* _Data_
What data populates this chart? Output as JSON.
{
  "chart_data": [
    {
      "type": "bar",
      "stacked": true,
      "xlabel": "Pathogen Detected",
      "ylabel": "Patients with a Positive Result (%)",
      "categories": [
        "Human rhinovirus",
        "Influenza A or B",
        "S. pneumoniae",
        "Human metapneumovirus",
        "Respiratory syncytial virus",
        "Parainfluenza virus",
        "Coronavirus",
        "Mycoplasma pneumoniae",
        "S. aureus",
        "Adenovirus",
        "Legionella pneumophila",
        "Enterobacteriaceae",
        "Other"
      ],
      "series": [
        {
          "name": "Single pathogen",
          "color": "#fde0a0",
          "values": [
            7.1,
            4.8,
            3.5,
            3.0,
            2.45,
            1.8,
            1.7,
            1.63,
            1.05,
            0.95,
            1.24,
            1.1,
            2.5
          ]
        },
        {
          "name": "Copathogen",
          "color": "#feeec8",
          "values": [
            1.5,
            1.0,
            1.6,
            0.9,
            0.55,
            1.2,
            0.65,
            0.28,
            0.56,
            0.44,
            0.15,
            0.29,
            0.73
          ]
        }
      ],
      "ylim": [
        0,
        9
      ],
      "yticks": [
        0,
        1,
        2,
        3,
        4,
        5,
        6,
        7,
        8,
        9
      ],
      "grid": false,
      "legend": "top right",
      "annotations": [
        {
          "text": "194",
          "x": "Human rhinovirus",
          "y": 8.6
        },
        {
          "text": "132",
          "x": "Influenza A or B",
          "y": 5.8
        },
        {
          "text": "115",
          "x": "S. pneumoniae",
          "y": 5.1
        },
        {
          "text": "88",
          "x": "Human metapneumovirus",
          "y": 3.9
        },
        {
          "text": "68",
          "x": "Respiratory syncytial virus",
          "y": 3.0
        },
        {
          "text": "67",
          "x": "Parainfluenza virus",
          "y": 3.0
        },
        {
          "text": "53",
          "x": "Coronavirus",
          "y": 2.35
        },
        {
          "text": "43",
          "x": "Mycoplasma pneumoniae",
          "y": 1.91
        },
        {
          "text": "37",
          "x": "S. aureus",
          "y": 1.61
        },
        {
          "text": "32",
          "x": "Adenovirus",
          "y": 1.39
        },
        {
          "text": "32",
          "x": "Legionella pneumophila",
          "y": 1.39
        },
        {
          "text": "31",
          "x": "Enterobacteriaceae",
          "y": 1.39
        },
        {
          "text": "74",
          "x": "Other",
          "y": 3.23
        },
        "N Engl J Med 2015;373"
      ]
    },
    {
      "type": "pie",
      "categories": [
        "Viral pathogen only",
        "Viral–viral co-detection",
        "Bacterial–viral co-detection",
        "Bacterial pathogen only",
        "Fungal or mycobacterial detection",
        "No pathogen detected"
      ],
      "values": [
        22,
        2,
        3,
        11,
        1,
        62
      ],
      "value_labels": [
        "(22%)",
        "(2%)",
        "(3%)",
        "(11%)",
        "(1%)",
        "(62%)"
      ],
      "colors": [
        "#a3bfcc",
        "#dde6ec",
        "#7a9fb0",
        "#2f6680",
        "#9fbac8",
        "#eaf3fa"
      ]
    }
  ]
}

* _Brief_
An exact reproduction of all the records is needed.

* _Exercise answer_
What data populates this chart? Output as JSON.
{
  "chart_data": [
    {
      "type": "bar",
      "stacked": true,
      "xlabel": "Pathogen Detected",
      "ylabel": "Patients with a Positive Result (%)",
      "categories": [
        "Human rhinovirus",
        "Influenza A or B",
        "S. pneumoniae",
        "Human metapneumovirus",
        "Respiratory syncytial virus",
        "Parainfluenza virus",
        "Coronavirus",
        "Mycoplasma pneumoniae",
        "S. aureus",
        "Adenovirus",
        "Legionella pneumophila",
        "Enterobacteriaceae",
        "Other"
      ],
      "series": [
        {
          "name": "Single pathogen",
          "color": "#fde0a0",
          "values": [
            7.1,
            4.8,
            3.5,
            3.0,
            2.45,
            1.8,
            1.7,
            1.63,
            1.05,
            0.95,
            1.24,
            1.1,
            2.5
          ]
        },
        {
          "name": "Copathogen",
          "color": "#feeec8",
          "values": [
            1.5,
            1.0,
            1.6,
            0.9,
            0.55,
            1.2,
            0.65,
            0.28,
            0.56,
            0.44,
            0.15,
            0.29,
            0.73
          ]
        }
      ],
      "ylim": [
        0,
        9
      ],
      "yticks": [
        0,
        1,
        2,
        3,
        4,
        5,
        6,
        7,
        8,
        9
      ],
      "grid": false,
      "legend": "top right",
      "annotations": [
        {
          "text": "194",
          "x": "Human rhinovirus",
          "y": 8.6
        },
        {
          "text": "132",
          "x": "Influenza A or B",
          "y": 5.8
        },
        {
          "text": "115",
          "x": "S. pneumoniae",
          "y": 5.1
        },
        {
          "text": "88",
          "x": "Human metapneumovirus",
          "y": 3.9
        },
        {
          "text": "68",
          "x": "Respiratory syncytial virus",
          "y": 3.0
        },
        {
          "text": "67",
          "x": "Parainfluenza virus",
          "y": 3.0
        },
        {
          "text": "53",
          "x": "Coronavirus",
          "y": 2.35
        },
        {
          "text": "43",
          "x": "Mycoplasma pneumoniae",
          "y": 1.91
        },
        {
          "text": "37",
          "x": "S. aureus",
          "y": 1.61
        },
        {
          "text": "32",
          "x": "Adenovirus",
          "y": 1.39
        },
        {
          "text": "32",
          "x": "Legionella pneumophila",
          "y": 1.39
        },
        {
          "text": "31",
          "x": "Enterobacteriaceae",
          "y": 1.39
        },
        {
          "text": "74",
          "x": "Other",
          "y": 3.23
        },
        "N Engl J Med 2015;373"
      ]
    },
    {
      "type": "pie",
      "categories": [
        "Viral pathogen only",
        "Viral–viral co-detection",
        "Bacterial–viral co-detection",
        "Bacterial pathogen only",
        "Fungal or mycobacterial detection",
        "No pathogen detected"
      ],
      "values": [
        22,
        2,
        3,
        11,
        1,
        62
      ],
      "value_labels": [
        "(22%)",
        "(2%)",
        "(3%)",
        "(11%)",
        "(1%)",
        "(62%)"
      ],
      "colors": [
        "#a3bfcc",
        "#dde6ec",
        "#7a9fb0",
        "#2f6680",
        "#9fbac8",
        "#eaf3fa"
      ]
    }
  ]
}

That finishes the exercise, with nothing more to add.